**** Data provided ****

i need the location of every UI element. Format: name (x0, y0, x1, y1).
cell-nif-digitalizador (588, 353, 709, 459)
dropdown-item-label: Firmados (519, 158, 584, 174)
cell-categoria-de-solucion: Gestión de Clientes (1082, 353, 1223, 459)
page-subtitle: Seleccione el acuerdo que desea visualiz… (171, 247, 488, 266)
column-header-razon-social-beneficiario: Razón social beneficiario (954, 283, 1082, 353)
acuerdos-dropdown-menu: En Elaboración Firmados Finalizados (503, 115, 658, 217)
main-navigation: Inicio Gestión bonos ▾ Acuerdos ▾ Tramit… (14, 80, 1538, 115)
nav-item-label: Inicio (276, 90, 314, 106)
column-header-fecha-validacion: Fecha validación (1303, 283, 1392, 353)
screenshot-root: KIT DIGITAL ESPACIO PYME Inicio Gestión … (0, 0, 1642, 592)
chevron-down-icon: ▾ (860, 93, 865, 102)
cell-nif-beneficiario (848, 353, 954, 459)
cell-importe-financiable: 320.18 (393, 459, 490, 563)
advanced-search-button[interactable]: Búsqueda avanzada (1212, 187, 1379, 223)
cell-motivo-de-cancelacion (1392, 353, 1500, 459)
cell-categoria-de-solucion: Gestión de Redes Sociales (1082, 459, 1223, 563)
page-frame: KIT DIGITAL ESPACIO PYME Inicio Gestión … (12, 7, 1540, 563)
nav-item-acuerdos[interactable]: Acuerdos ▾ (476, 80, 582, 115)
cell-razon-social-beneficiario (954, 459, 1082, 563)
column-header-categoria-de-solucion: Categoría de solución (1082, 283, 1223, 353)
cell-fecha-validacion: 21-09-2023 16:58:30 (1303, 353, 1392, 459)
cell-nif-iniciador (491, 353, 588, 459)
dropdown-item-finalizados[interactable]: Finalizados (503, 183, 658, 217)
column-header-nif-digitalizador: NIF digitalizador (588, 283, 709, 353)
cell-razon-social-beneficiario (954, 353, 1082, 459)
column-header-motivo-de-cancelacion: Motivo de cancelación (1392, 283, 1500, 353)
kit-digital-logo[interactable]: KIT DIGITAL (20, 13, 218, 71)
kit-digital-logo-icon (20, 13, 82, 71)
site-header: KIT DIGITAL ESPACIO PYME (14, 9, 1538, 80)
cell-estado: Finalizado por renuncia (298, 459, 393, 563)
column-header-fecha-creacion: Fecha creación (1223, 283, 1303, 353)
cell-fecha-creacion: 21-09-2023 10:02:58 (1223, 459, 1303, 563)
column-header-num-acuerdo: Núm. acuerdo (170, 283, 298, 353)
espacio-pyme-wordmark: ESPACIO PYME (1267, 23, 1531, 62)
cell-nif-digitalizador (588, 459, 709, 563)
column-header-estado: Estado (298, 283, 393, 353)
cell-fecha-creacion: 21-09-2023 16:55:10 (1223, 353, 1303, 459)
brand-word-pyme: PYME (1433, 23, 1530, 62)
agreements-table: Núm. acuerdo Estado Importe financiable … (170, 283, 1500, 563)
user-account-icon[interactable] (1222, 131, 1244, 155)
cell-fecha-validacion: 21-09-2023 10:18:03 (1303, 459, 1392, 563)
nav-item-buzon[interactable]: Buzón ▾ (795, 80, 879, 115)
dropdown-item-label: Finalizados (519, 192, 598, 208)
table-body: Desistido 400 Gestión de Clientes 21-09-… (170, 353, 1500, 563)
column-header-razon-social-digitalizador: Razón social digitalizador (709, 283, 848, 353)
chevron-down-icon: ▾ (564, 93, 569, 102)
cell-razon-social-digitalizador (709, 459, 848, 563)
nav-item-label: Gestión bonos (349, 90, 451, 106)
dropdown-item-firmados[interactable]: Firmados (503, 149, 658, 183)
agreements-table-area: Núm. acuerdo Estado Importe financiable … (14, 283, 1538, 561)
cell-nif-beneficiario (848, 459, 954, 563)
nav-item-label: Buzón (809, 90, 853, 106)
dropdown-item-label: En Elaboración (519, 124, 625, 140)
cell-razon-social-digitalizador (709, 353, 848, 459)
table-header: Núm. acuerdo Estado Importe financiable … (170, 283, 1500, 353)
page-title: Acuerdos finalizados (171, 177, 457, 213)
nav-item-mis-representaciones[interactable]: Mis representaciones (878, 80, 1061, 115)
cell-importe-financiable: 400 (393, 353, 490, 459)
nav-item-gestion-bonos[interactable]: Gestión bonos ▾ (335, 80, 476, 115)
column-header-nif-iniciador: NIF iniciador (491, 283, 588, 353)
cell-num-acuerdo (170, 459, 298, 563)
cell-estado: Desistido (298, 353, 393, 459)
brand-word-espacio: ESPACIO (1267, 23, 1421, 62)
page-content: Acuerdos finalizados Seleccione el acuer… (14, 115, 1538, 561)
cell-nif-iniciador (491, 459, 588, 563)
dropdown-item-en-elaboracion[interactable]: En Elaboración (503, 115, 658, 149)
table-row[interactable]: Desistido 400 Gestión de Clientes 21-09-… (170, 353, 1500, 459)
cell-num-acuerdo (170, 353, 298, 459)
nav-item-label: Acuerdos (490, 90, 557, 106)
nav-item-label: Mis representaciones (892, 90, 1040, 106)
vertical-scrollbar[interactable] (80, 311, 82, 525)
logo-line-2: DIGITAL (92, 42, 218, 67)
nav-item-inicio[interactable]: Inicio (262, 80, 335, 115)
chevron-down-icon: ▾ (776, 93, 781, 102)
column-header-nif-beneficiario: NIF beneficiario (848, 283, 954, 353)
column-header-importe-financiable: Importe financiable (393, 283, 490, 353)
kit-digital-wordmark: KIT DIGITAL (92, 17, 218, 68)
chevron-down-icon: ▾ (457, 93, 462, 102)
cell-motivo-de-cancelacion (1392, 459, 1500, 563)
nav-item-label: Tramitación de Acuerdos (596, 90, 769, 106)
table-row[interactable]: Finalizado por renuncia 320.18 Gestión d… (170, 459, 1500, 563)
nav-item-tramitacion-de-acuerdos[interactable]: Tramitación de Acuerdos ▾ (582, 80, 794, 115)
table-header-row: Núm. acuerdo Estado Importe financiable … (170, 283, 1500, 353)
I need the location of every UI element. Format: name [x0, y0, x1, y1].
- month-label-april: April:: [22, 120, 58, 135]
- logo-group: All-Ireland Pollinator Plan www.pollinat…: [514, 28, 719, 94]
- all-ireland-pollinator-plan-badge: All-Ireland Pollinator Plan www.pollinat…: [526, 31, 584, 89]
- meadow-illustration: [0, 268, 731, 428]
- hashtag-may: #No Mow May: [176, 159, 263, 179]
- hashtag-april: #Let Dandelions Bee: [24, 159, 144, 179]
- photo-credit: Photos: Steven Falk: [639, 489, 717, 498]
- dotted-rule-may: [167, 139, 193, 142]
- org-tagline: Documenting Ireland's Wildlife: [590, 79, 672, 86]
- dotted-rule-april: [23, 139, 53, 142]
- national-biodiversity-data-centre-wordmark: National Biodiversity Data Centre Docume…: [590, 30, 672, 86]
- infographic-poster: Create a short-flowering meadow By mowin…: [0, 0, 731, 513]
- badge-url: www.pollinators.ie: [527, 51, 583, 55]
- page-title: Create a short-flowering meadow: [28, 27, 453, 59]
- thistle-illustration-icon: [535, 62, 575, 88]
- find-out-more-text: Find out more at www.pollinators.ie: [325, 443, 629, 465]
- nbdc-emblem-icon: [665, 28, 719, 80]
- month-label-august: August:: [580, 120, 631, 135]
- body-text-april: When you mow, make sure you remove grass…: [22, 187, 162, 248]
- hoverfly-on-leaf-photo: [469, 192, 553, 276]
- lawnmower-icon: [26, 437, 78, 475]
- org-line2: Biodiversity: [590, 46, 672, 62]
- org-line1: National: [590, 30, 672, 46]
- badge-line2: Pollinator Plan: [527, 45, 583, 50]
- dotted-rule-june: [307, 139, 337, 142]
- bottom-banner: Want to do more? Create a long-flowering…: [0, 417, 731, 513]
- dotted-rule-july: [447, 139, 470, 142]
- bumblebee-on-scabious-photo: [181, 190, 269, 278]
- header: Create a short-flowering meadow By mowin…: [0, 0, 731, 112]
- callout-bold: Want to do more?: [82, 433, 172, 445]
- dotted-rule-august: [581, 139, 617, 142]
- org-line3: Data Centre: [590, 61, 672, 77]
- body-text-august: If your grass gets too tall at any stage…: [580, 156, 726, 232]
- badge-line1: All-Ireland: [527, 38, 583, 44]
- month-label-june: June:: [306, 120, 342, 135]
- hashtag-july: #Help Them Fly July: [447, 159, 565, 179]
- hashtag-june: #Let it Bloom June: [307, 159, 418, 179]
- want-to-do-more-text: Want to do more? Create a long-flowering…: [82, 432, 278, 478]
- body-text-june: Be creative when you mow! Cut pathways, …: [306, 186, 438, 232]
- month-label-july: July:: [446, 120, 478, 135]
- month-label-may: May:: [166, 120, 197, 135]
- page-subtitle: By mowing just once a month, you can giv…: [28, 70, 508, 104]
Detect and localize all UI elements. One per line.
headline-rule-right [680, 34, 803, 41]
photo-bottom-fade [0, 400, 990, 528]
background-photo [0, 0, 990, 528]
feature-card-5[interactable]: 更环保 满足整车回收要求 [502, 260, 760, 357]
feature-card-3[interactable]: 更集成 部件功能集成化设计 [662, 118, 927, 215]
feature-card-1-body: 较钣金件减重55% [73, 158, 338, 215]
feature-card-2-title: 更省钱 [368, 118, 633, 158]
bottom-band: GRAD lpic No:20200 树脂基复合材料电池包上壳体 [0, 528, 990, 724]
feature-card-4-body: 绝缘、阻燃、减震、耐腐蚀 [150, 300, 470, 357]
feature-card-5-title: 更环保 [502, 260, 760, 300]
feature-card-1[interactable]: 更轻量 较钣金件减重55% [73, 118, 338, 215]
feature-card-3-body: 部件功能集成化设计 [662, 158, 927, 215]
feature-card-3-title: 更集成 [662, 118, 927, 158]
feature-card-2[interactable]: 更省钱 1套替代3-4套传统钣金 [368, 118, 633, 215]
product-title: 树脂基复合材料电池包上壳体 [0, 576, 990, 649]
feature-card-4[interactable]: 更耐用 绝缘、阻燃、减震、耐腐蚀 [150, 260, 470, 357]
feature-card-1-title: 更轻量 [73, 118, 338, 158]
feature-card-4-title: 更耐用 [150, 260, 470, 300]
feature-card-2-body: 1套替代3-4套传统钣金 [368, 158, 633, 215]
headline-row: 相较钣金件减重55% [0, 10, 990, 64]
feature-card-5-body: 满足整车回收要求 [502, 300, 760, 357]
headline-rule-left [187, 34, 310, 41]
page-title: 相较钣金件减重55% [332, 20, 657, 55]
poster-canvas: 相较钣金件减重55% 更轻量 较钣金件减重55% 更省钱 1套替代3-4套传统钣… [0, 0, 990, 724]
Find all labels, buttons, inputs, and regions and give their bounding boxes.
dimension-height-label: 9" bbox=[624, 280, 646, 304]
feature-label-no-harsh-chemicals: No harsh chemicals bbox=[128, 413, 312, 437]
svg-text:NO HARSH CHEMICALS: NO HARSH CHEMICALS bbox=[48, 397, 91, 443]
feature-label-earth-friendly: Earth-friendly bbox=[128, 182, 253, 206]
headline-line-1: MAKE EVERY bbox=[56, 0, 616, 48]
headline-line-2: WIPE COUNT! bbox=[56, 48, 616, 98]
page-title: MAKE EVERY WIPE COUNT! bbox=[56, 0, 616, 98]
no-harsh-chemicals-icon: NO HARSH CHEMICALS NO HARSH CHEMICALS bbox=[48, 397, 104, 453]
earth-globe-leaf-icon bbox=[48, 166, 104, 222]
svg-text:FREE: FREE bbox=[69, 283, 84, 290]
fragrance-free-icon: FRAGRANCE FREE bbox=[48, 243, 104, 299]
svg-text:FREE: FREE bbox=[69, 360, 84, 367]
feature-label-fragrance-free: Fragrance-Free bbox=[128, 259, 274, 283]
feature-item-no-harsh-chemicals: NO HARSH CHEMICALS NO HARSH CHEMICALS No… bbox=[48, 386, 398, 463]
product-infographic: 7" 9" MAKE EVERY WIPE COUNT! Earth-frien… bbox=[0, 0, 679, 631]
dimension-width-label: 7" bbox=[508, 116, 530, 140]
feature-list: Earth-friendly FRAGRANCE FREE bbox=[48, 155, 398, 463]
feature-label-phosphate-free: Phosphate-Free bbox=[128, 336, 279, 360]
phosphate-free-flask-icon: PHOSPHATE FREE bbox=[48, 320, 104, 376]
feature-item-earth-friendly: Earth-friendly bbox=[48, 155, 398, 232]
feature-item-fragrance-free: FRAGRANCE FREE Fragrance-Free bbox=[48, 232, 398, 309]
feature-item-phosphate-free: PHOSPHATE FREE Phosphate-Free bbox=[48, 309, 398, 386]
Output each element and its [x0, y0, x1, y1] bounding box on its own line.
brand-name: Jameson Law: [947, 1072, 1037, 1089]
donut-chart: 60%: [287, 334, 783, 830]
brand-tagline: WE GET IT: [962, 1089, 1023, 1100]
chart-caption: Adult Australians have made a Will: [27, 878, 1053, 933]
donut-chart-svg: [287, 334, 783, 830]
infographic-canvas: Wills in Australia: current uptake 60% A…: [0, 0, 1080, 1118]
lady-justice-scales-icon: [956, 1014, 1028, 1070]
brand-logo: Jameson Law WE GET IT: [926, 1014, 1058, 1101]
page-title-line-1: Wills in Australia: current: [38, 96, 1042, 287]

****

= Objective =
Reproduce word for word the stretch of rows from the very first one through the line that contains "page-subtitle: Seleccione el", including both ends.

= Solution =
i need the location of every UI element. Format: name (x0, y0, x1, y1).
cell-nif-digitalizador (588, 353, 709, 459)
dropdown-item-label: Firmados (519, 158, 584, 174)
cell-categoria-de-solucion: Gestión de Clientes (1082, 353, 1223, 459)
page-subtitle: Seleccione el acuerdo que desea visualiz… (171, 247, 488, 266)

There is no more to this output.